DO THIS: Comb through the entries for "Öğretim" and pull out each line that holds it.

Data entries:

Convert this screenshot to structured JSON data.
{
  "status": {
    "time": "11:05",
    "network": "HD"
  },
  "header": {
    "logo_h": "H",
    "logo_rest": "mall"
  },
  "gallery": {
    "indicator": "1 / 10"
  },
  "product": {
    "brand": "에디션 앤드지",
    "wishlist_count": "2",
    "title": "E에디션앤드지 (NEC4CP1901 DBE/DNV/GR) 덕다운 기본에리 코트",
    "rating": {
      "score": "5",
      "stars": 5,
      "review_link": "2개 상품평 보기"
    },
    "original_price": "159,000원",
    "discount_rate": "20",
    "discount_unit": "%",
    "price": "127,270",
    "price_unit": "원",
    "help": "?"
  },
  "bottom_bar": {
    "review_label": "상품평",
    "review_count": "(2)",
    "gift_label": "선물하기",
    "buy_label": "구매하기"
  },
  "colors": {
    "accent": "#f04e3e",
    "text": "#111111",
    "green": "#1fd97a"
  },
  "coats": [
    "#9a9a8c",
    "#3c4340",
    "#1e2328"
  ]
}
* * *
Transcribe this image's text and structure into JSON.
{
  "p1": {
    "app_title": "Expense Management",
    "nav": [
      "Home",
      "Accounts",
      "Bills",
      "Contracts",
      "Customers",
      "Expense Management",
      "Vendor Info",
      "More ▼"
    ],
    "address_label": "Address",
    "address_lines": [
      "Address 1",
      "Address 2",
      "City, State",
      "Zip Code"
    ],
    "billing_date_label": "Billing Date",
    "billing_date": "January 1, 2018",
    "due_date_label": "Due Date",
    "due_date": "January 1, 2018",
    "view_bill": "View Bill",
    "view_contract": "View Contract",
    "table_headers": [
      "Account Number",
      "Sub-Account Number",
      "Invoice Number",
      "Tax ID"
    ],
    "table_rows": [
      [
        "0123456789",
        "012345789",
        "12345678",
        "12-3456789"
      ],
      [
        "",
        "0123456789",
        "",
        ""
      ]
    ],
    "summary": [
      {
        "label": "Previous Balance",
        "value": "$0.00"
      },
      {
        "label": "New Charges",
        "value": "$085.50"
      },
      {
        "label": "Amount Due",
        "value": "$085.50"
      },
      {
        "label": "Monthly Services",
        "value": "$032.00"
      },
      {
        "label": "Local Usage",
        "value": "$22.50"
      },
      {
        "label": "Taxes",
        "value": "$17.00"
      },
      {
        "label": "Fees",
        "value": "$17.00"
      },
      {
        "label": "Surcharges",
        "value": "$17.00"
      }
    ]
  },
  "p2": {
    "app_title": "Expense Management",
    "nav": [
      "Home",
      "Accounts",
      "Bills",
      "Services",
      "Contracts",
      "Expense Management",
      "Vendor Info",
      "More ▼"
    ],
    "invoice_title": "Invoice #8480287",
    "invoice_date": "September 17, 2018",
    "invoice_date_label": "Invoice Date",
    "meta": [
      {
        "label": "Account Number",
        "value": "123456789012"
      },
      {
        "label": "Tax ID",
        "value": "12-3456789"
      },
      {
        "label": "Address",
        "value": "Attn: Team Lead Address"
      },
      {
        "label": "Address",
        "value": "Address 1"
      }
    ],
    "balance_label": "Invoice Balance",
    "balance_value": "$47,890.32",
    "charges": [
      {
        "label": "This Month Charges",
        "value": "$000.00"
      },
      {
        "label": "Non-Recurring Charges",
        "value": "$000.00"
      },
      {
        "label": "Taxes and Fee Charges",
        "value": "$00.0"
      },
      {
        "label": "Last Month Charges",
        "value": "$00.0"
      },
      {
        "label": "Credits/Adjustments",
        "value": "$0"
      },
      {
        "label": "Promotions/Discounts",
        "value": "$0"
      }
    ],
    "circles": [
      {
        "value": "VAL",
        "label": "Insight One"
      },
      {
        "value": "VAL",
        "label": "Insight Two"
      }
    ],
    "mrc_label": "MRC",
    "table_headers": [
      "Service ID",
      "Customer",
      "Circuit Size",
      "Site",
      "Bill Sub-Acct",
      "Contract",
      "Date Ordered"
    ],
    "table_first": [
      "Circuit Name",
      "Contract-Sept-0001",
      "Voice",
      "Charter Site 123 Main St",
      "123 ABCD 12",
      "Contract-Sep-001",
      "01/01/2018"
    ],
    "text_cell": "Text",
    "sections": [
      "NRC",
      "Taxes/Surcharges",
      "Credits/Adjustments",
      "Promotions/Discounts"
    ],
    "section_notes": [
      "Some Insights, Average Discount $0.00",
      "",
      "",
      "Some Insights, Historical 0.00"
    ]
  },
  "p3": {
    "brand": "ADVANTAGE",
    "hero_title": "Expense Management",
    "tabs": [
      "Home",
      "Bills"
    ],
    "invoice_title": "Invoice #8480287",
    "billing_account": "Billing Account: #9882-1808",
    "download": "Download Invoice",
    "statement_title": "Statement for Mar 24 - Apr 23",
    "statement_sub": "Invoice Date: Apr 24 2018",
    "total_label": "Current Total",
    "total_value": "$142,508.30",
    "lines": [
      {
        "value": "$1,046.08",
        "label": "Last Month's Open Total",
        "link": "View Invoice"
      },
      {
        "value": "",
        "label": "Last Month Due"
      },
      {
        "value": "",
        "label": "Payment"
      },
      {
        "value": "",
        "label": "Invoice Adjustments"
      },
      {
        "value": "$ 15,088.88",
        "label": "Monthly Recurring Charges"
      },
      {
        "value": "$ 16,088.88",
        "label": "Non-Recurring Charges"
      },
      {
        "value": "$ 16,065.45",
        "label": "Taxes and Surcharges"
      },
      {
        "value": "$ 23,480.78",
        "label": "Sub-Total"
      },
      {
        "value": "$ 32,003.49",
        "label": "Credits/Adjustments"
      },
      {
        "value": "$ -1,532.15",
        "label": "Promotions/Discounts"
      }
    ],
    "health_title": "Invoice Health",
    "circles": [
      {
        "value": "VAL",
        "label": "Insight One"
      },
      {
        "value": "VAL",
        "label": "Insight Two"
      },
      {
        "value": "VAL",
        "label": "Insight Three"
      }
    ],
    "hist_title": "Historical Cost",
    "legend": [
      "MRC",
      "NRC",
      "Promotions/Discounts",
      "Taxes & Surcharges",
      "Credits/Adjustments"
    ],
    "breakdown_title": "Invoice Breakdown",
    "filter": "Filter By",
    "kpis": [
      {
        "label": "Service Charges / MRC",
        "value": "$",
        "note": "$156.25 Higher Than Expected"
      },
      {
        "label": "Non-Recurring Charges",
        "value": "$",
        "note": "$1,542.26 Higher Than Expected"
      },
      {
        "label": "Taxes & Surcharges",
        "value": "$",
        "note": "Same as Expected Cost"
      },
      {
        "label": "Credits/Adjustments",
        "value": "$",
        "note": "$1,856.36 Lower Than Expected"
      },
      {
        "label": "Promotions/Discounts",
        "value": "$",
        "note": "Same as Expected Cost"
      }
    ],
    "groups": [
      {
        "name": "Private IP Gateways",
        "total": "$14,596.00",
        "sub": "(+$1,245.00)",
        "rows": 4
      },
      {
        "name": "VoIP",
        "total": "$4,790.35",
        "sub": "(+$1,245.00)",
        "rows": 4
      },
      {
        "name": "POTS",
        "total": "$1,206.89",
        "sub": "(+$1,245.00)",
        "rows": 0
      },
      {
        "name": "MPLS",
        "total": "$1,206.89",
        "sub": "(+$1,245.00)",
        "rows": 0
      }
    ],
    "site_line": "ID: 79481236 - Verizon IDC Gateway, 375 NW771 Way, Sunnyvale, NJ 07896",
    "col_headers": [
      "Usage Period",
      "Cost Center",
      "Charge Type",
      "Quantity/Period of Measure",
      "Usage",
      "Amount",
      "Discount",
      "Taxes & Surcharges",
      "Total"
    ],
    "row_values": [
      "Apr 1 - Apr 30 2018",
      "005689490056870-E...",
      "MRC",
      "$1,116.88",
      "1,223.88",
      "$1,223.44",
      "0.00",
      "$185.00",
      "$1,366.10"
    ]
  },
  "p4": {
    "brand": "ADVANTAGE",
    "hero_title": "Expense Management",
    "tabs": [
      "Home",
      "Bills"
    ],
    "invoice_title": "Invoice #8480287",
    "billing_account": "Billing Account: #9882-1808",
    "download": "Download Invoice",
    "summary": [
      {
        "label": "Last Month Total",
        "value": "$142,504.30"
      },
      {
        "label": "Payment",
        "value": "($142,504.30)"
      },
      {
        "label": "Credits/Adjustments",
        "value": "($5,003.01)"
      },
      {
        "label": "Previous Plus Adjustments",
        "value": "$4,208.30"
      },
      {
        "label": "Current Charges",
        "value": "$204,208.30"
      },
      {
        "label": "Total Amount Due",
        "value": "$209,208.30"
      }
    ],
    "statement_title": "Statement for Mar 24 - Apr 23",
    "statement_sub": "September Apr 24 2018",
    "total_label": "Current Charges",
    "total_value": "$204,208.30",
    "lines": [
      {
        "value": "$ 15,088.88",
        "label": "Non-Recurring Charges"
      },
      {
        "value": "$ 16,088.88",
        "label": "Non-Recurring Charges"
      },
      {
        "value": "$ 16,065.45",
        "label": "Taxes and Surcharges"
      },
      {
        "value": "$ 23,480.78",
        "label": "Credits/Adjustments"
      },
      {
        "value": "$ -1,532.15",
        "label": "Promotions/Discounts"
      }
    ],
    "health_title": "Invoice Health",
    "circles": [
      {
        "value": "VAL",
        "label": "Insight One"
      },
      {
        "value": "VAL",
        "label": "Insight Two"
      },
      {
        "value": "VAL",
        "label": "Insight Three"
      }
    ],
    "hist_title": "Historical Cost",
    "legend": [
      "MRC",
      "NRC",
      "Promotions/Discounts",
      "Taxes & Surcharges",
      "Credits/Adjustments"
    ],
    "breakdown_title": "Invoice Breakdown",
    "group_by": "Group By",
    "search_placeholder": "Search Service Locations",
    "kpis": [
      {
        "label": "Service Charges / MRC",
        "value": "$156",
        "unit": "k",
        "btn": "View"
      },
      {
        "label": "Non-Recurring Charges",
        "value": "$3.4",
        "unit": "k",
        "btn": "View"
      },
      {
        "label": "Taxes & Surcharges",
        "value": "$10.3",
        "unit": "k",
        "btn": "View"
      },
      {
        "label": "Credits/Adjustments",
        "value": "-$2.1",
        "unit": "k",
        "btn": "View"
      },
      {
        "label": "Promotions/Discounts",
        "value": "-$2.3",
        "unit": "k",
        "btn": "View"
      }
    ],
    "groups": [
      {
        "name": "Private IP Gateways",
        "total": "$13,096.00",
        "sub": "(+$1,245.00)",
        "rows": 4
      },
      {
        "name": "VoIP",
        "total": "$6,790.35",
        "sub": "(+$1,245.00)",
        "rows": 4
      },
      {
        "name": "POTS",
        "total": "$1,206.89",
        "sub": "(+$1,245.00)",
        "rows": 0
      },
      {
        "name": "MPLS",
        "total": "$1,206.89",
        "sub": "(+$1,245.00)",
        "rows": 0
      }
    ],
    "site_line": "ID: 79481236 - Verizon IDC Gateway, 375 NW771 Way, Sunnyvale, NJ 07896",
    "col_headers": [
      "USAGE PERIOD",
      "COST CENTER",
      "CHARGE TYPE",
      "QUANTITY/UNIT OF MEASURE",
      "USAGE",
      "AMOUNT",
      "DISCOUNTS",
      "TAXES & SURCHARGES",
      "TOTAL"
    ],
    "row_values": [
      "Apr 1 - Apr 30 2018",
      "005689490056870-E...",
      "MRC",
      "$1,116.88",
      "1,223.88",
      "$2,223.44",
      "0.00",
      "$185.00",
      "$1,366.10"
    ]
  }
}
* * *
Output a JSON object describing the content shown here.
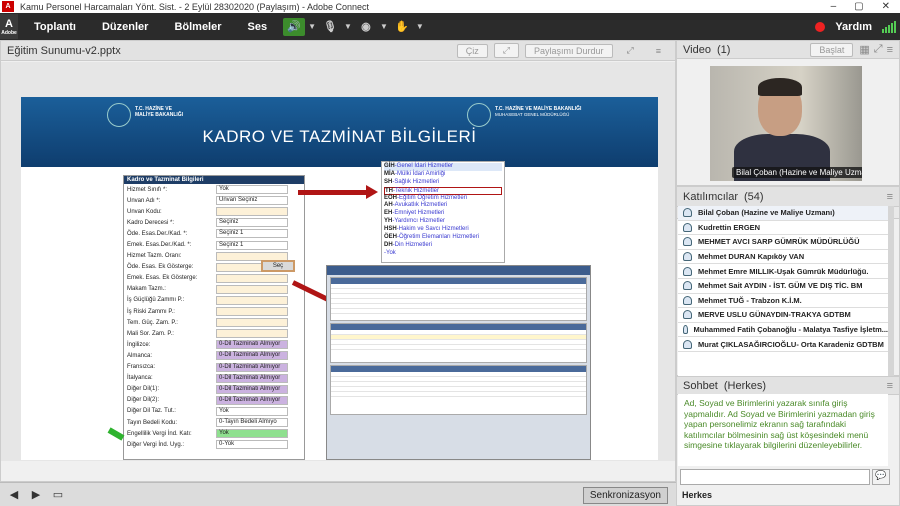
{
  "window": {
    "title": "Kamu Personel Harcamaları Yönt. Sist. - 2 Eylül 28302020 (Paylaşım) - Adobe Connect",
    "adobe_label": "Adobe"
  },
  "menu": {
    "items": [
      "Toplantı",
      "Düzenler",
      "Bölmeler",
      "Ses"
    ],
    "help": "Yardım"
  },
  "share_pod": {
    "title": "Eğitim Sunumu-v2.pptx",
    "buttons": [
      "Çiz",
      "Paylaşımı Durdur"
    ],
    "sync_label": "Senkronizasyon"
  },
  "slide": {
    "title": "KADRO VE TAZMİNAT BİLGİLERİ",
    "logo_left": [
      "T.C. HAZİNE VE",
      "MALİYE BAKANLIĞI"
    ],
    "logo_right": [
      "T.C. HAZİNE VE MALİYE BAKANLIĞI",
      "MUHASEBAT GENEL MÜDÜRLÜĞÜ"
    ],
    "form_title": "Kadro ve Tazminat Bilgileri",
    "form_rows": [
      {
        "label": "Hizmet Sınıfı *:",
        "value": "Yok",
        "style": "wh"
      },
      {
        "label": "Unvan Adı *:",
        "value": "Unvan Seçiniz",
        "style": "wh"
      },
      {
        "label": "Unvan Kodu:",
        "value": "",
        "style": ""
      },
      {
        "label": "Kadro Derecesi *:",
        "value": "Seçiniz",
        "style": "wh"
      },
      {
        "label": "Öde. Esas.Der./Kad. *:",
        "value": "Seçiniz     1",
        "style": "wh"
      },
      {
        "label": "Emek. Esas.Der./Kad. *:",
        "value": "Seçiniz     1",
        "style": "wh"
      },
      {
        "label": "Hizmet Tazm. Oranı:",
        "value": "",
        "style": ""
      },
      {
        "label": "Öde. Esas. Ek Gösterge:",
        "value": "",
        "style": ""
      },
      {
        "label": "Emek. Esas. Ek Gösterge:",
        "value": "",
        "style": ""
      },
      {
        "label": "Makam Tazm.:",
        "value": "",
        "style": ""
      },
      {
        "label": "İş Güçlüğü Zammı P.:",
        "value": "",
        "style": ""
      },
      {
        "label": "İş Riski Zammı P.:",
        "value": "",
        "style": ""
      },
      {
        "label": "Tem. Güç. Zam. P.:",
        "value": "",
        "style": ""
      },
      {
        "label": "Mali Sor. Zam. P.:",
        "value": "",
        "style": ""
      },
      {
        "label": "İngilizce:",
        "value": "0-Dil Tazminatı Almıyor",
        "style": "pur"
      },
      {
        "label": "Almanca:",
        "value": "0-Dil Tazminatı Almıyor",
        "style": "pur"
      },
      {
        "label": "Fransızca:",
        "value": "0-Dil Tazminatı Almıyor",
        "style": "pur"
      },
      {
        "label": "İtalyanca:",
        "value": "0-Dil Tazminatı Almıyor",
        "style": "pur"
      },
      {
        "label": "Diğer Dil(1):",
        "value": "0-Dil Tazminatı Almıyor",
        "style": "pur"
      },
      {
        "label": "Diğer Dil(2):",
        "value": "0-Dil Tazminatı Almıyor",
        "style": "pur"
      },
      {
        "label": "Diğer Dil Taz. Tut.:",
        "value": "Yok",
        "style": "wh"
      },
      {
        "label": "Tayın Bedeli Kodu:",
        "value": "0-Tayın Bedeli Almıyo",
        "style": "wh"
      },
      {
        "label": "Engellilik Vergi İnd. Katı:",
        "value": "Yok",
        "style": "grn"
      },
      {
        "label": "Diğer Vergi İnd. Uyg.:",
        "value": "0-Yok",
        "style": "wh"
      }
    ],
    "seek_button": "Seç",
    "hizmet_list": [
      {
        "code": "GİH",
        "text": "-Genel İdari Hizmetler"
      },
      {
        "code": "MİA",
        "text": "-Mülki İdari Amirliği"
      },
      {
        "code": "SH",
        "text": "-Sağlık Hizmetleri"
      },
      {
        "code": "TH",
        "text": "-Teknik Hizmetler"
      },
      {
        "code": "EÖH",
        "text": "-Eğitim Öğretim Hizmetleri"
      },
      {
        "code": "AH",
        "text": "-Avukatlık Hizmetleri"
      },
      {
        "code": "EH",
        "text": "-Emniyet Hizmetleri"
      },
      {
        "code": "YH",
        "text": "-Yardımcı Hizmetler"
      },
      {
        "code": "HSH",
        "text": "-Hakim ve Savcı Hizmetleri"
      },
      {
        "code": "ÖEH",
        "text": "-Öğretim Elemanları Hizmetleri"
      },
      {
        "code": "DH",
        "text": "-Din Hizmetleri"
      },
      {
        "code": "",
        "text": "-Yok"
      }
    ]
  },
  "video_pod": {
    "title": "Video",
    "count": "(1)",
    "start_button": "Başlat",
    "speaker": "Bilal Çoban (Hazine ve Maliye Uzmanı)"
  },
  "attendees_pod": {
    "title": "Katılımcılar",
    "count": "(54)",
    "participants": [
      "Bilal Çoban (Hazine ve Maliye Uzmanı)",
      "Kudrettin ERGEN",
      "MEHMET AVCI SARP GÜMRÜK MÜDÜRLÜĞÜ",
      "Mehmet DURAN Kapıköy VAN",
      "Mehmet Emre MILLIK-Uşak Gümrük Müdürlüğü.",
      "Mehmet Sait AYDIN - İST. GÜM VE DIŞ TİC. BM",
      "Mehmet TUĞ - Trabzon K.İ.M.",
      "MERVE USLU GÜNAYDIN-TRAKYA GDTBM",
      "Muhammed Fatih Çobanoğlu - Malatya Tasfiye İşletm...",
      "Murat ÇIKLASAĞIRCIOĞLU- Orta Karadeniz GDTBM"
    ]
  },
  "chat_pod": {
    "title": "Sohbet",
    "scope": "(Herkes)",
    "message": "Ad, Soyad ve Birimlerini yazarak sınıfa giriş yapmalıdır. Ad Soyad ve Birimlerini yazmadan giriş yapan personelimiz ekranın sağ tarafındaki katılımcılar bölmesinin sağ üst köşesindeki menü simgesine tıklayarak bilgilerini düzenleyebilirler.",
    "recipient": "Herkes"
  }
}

PROBLEM SOLUTION:
        "text": "-Eğitim Öğretim Hizmetleri"
        "text": "-Öğretim Elemanları Hizmetleri"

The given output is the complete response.